**Goal:** Extract each line where the string "وقال" shows up.
-------- Exercise materials --------
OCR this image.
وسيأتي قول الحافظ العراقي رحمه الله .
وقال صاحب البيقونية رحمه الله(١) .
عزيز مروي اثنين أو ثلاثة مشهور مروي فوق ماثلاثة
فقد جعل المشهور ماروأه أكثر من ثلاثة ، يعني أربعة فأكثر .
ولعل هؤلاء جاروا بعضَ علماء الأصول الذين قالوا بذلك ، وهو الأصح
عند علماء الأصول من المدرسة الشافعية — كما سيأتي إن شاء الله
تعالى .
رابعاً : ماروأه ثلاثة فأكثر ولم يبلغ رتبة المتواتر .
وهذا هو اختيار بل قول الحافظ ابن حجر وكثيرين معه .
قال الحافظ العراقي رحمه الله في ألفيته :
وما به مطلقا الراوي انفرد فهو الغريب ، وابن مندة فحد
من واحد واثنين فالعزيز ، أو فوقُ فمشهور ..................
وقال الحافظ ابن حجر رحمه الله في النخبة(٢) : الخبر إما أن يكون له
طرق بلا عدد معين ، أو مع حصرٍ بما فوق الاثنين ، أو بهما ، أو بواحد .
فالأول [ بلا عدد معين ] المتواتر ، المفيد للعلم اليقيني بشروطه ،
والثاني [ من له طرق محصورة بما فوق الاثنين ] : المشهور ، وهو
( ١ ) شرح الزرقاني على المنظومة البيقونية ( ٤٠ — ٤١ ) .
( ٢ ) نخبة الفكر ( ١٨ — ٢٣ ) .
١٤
--------
**Response below:**
وقال صاحب البيقونية رحمه الله(١) .
وقال الحافظ ابن حجر رحمه الله في النخبة(٢) : الخبر إما أن يكون له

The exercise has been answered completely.